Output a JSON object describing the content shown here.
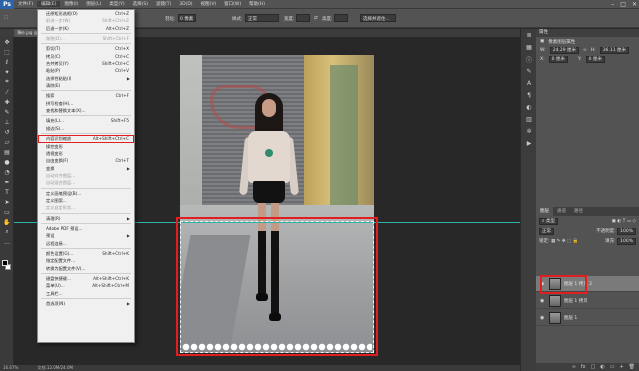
{
  "menubar": {
    "logo": "Ps",
    "items": [
      "文件(F)",
      "编辑(E)",
      "图像(I)",
      "图层(L)",
      "类型(Y)",
      "选择(S)",
      "滤镜(T)",
      "3D(D)",
      "视图(V)",
      "窗口(W)",
      "帮助(H)"
    ],
    "window_buttons": [
      "–",
      "□",
      "✕"
    ]
  },
  "options": {
    "feather_label": "羽化:",
    "feather_value": "0 像素",
    "style_label": "样式:",
    "style_value": "正常",
    "width_label": "宽度:",
    "height_label": "高度:",
    "refine_button": "选择并遮住..."
  },
  "document": {
    "tab_label": "薄纱.jpg @ ..."
  },
  "edit_menu": {
    "items": [
      {
        "label": "还原矩形选框(O)",
        "shortcut": "Ctrl+Z",
        "disabled": false,
        "submenu": false
      },
      {
        "label": "前进一步(W)",
        "shortcut": "Shift+Ctrl+Z",
        "disabled": true,
        "submenu": false
      },
      {
        "label": "后退一步(K)",
        "shortcut": "Alt+Ctrl+Z",
        "disabled": false,
        "submenu": false
      },
      {
        "sep": true
      },
      {
        "label": "渐隐(D)...",
        "shortcut": "Shift+Ctrl+F",
        "disabled": true,
        "submenu": false
      },
      {
        "sep": true
      },
      {
        "label": "剪切(T)",
        "shortcut": "Ctrl+X",
        "disabled": false,
        "submenu": false
      },
      {
        "label": "拷贝(C)",
        "shortcut": "Ctrl+C",
        "disabled": false,
        "submenu": false
      },
      {
        "label": "合并拷贝(Y)",
        "shortcut": "Shift+Ctrl+C",
        "disabled": false,
        "submenu": false
      },
      {
        "label": "粘贴(P)",
        "shortcut": "Ctrl+V",
        "disabled": false,
        "submenu": false
      },
      {
        "label": "选择性粘贴(I)",
        "shortcut": "",
        "disabled": false,
        "submenu": true
      },
      {
        "label": "清除(E)",
        "shortcut": "",
        "disabled": false,
        "submenu": false
      },
      {
        "sep": true
      },
      {
        "label": "搜索",
        "shortcut": "Ctrl+F",
        "disabled": false,
        "submenu": false
      },
      {
        "label": "拼写检查(H)...",
        "shortcut": "",
        "disabled": false,
        "submenu": false
      },
      {
        "label": "查找和替换文本(X)...",
        "shortcut": "",
        "disabled": false,
        "submenu": false
      },
      {
        "sep": true
      },
      {
        "label": "填充(L)...",
        "shortcut": "Shift+F5",
        "disabled": false,
        "submenu": false
      },
      {
        "label": "描边(S)...",
        "shortcut": "",
        "disabled": false,
        "submenu": false
      },
      {
        "sep": true
      },
      {
        "label": "内容识别缩放",
        "shortcut": "Alt+Shift+Ctrl+C",
        "disabled": false,
        "submenu": false,
        "highlight": true
      },
      {
        "label": "操控变形",
        "shortcut": "",
        "disabled": false,
        "submenu": false
      },
      {
        "label": "透视变形",
        "shortcut": "",
        "disabled": false,
        "submenu": false
      },
      {
        "label": "自由变换(F)",
        "shortcut": "Ctrl+T",
        "disabled": false,
        "submenu": false
      },
      {
        "label": "变换",
        "shortcut": "",
        "disabled": false,
        "submenu": true
      },
      {
        "label": "自动对齐图层...",
        "shortcut": "",
        "disabled": true,
        "submenu": false
      },
      {
        "label": "自动混合图层...",
        "shortcut": "",
        "disabled": true,
        "submenu": false
      },
      {
        "sep": true
      },
      {
        "label": "定义画笔预设(B)...",
        "shortcut": "",
        "disabled": false,
        "submenu": false
      },
      {
        "label": "定义图案...",
        "shortcut": "",
        "disabled": false,
        "submenu": false
      },
      {
        "label": "定义自定形状...",
        "shortcut": "",
        "disabled": true,
        "submenu": false
      },
      {
        "sep": true
      },
      {
        "label": "清理(R)",
        "shortcut": "",
        "disabled": false,
        "submenu": true
      },
      {
        "sep": true
      },
      {
        "label": "Adobe PDF 预设...",
        "shortcut": "",
        "disabled": false,
        "submenu": false
      },
      {
        "label": "预设",
        "shortcut": "",
        "disabled": false,
        "submenu": true
      },
      {
        "label": "远程连接...",
        "shortcut": "",
        "disabled": false,
        "submenu": false
      },
      {
        "sep": true
      },
      {
        "label": "颜色设置(G)...",
        "shortcut": "Shift+Ctrl+K",
        "disabled": false,
        "submenu": false
      },
      {
        "label": "指定配置文件...",
        "shortcut": "",
        "disabled": false,
        "submenu": false
      },
      {
        "label": "转换为配置文件(V)...",
        "shortcut": "",
        "disabled": false,
        "submenu": false
      },
      {
        "sep": true
      },
      {
        "label": "键盘快捷键...",
        "shortcut": "Alt+Shift+Ctrl+K",
        "disabled": false,
        "submenu": false
      },
      {
        "label": "菜单(U)...",
        "shortcut": "Alt+Shift+Ctrl+M",
        "disabled": false,
        "submenu": false
      },
      {
        "label": "工具栏...",
        "shortcut": "",
        "disabled": false,
        "submenu": false
      },
      {
        "sep": true
      },
      {
        "label": "首选项(N)",
        "shortcut": "",
        "disabled": false,
        "submenu": true
      }
    ]
  },
  "status": {
    "zoom": "16.67%",
    "doc_info": "文档:12.0M/24.0M"
  },
  "properties": {
    "title": "属性",
    "subtitle": "像素图层属性",
    "w_label": "W:",
    "w_value": "24.29 厘米",
    "h_label": "H:",
    "h_value": "36.11 厘米",
    "x_label": "X:",
    "x_value": "0 厘米",
    "y_label": "Y:",
    "y_value": "0 厘米"
  },
  "layers": {
    "tabs": [
      "图层",
      "通道",
      "路径"
    ],
    "kind_label": "类型",
    "blend_mode": "正常",
    "opacity_label": "不透明度:",
    "opacity_value": "100%",
    "lock_label": "锁定:",
    "fill_label": "填充:",
    "fill_value": "100%",
    "rows": [
      {
        "name": "图层 1 拷贝 2",
        "selected": true
      },
      {
        "name": "图层 1 拷贝",
        "selected": false
      },
      {
        "name": "图层 1",
        "selected": false
      }
    ],
    "footer_icons": [
      "fx",
      "□",
      "◐",
      "▭",
      "+",
      "🗑"
    ]
  },
  "colors": {
    "accent_red": "#e02020",
    "guide": "#2fb3a3",
    "menu_bg": "#f0f0f0"
  }
}
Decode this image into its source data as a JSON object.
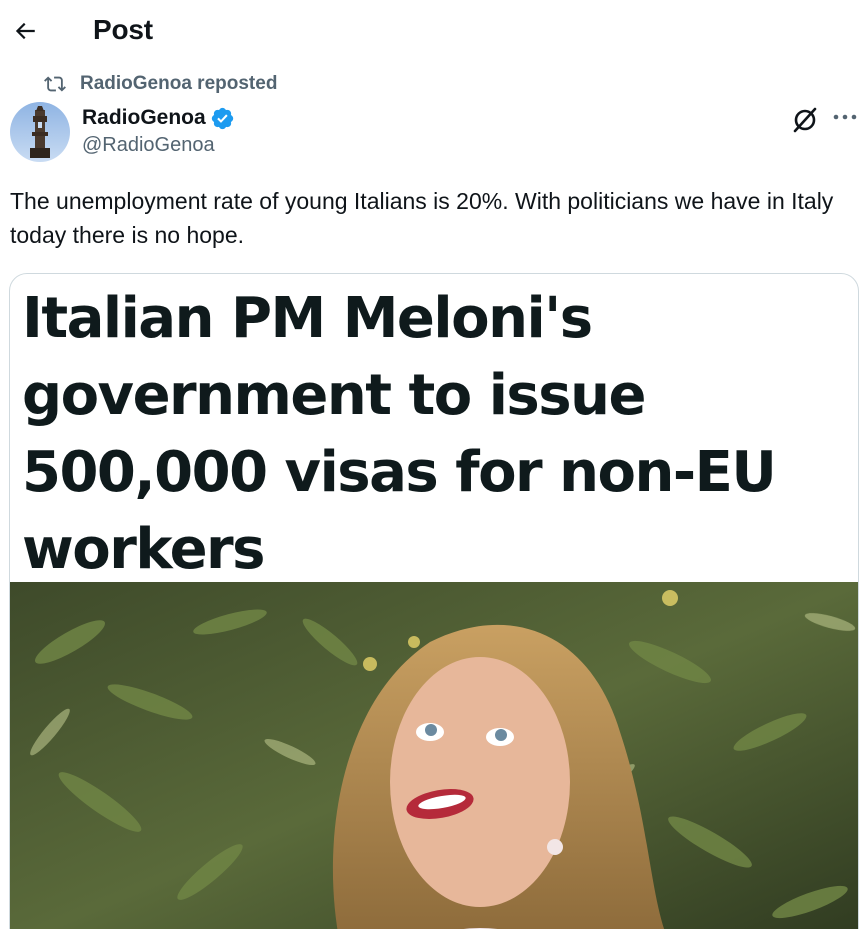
{
  "header": {
    "title": "Post",
    "back_icon": "arrow-left-icon"
  },
  "repost": {
    "text": "RadioGenoa reposted",
    "icon": "repost-icon"
  },
  "author": {
    "name": "RadioGenoa",
    "handle": "@RadioGenoa",
    "verified": true,
    "verified_color": "#1d9bf0"
  },
  "actions": {
    "grok_icon": "grok-icon",
    "more_icon": "more-icon"
  },
  "post": {
    "text": "The unemployment rate of young Italians is 20%. With politicians we have in Italy today there is no hope."
  },
  "media": {
    "headline": "Italian PM Meloni's government to issue 500,000 visas for non-EU workers"
  },
  "colors": {
    "text": "#0f1419",
    "secondary": "#536471",
    "border": "#cfd9de"
  }
}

----

Copy out all of the data word for word. Do not carry over any picture.

Output a JSON object describing the content shown here.
{
  "menubar": {
    "logo": "Ps",
    "items": [
      "文件(F)",
      "编辑(E)",
      "图像(I)",
      "图层(L)",
      "类型(Y)",
      "选择(S)",
      "滤镜(T)",
      "3D(D)",
      "视图(V)",
      "窗口(W)",
      "帮助(H)"
    ],
    "window_buttons": [
      "–",
      "□",
      "✕"
    ]
  },
  "options": {
    "feather_label": "羽化:",
    "feather_value": "0 像素",
    "style_label": "样式:",
    "style_value": "正常",
    "width_label": "宽度:",
    "height_label": "高度:",
    "refine_button": "选择并遮住..."
  },
  "document": {
    "tab_label": "薄纱.jpg @ ..."
  },
  "edit_menu": {
    "items": [
      {
        "label": "还原矩形选框(O)",
        "shortcut": "Ctrl+Z",
        "disabled": false,
        "submenu": false
      },
      {
        "label": "前进一步(W)",
        "shortcut": "Shift+Ctrl+Z",
        "disabled": true,
        "submenu": false
      },
      {
        "label": "后退一步(K)",
        "shortcut": "Alt+Ctrl+Z",
        "disabled": false,
        "submenu": false
      },
      {
        "sep": true
      },
      {
        "label": "渐隐(D)...",
        "shortcut": "Shift+Ctrl+F",
        "disabled": true,
        "submenu": false
      },
      {
        "sep": true
      },
      {
        "label": "剪切(T)",
        "shortcut": "Ctrl+X",
        "disabled": false,
        "submenu": false
      },
      {
        "label": "拷贝(C)",
        "shortcut": "Ctrl+C",
        "disabled": false,
        "submenu": false
      },
      {
        "label": "合并拷贝(Y)",
        "shortcut": "Shift+Ctrl+C",
        "disabled": false,
        "submenu": false
      },
      {
        "label": "粘贴(P)",
        "shortcut": "Ctrl+V",
        "disabled": false,
        "submenu": false
      },
      {
        "label": "选择性粘贴(I)",
        "shortcut": "",
        "disabled": false,
        "submenu": true
      },
      {
        "label": "清除(E)",
        "shortcut": "",
        "disabled": false,
        "submenu": false
      },
      {
        "sep": true
      },
      {
        "label": "搜索",
        "shortcut": "Ctrl+F",
        "disabled": false,
        "submenu": false
      },
      {
        "label": "拼写检查(H)...",
        "shortcut": "",
        "disabled": false,
        "submenu": false
      },
      {
        "label": "查找和替换文本(X)...",
        "shortcut": "",
        "disabled": false,
        "submenu": false
      },
      {
        "sep": true
      },
      {
        "label": "填充(L)...",
        "shortcut": "Shift+F5",
        "disabled": false,
        "submenu": false
      },
      {
        "label": "描边(S)...",
        "shortcut": "",
        "disabled": false,
        "submenu": false
      },
      {
        "sep": true
      },
      {
        "label": "内容识别缩放",
        "shortcut": "Alt+Shift+Ctrl+C",
        "disabled": false,
        "submenu": false,
        "highlight": true
      },
      {
        "label": "操控变形",
        "shortcut": "",
        "disabled": false,
        "submenu": false
      },
      {
        "label": "透视变形",
        "shortcut": "",
        "disabled": false,
        "submenu": false
      },
      {
        "label": "自由变换(F)",
        "shortcut": "Ctrl+T",
        "disabled": false,
        "submenu": false
      },
      {
        "label": "变换",
        "shortcut": "",
        "disabled": false,
        "submenu": true
      },
      {
        "label": "自动对齐图层...",
        "shortcut": "",
        "disabled": true,
        "submenu": false
      },
      {
        "label": "自动混合图层...",
        "shortcut": "",
        "disabled": true,
        "submenu": false
      },
      {
        "sep": true
      },
      {
        "label": "定义画笔预设(B)...",
        "shortcut": "",
        "disabled": false,
        "submenu": false
      },
      {
        "label": "定义图案...",
        "shortcut": "",
        "disabled": false,
        "submenu": false
      },
      {
        "label": "定义自定形状...",
        "shortcut": "",
        "disabled": true,
        "submenu": false
      },
      {
        "sep": true
      },
      {
        "label": "清理(R)",
        "shortcut": "",
        "disabled": false,
        "submenu": true
      },
      {
        "sep": true
      },
      {
        "label": "Adobe PDF 预设...",
        "shortcut": "",
        "disabled": false,
        "submenu": false
      },
      {
        "label": "预设",
        "shortcut": "",
        "disabled": false,
        "submenu": true
      },
      {
        "label": "远程连接...",
        "shortcut": "",
        "disabled": false,
        "submenu": false
      },
      {
        "sep": true
      },
      {
        "label": "颜色设置(G)...",
        "shortcut": "Shift+Ctrl+K",
        "disabled": false,
        "submenu": false
      },
      {
        "label": "指定配置文件...",
        "shortcut": "",
        "disabled": false,
        "submenu": false
      },
      {
        "label": "转换为配置文件(V)...",
        "shortcut": "",
        "disabled": false,
        "submenu": false
      },
      {
        "sep": true
      },
      {
        "label": "键盘快捷键...",
        "shortcut": "Alt+Shift+Ctrl+K",
        "disabled": false,
        "submenu": false
      },
      {
        "label": "菜单(U)...",
        "shortcut": "Alt+Shift+Ctrl+M",
        "disabled": false,
        "submenu": false
      },
      {
        "label": "工具栏...",
        "shortcut": "",
        "disabled": false,
        "submenu": false
      },
      {
        "sep": true
      },
      {
        "label": "首选项(N)",
        "shortcut": "",
        "disabled": false,
        "submenu": true
      }
    ]
  },
  "status": {
    "zoom": "16.67%",
    "doc_info": "文档:12.0M/24.0M"
  },
  "properties": {
    "title": "属性",
    "subtitle": "像素图层属性",
    "w_label": "W:",
    "w_value": "24.29 厘米",
    "h_label": "H:",
    "h_value": "36.11 厘米",
    "x_label": "X:",
    "x_value": "0 厘米",
    "y_label": "Y:",
    "y_value": "0 厘米"
  },
  "layers": {
    "tabs": [
      "图层",
      "通道",
      "路径"
    ],
    "kind_label": "类型",
    "blend_mode": "正常",
    "opacity_label": "不透明度:",
    "opacity_value": "100%",
    "lock_label": "锁定:",
    "fill_label": "填充:",
    "fill_value": "100%",
    "rows": [
      {
        "name": "图层 1 拷贝 2",
        "selected": true
      },
      {
        "name": "图层 1 拷贝",
        "selected": false
      },
      {
        "name": "图层 1",
        "selected": false
      }
    ],
    "footer_icons": [
      "fx",
      "□",
      "◐",
      "▭",
      "+",
      "🗑"
    ]
  },
  "colors": {
    "accent_red": "#e02020",
    "guide": "#2fb3a3",
    "menu_bg": "#f0f0f0"
  }
}
Decode this image into its source data as a JSON object.
{
  "header": {
    "title": "Post",
    "back_icon": "arrow-left-icon"
  },
  "repost": {
    "text": "RadioGenoa reposted",
    "icon": "repost-icon"
  },
  "author": {
    "name": "RadioGenoa",
    "handle": "@RadioGenoa",
    "verified": true,
    "verified_color": "#1d9bf0"
  },
  "actions": {
    "grok_icon": "grok-icon",
    "more_icon": "more-icon"
  },
  "post": {
    "text": "The unemployment rate of young Italians is 20%. With politicians we have in Italy today there is no hope."
  },
  "media": {
    "headline": "Italian PM Meloni's government to issue 500,000 visas for non-EU workers"
  },
  "colors": {
    "text": "#0f1419",
    "secondary": "#536471",
    "border": "#cfd9de"
  }
}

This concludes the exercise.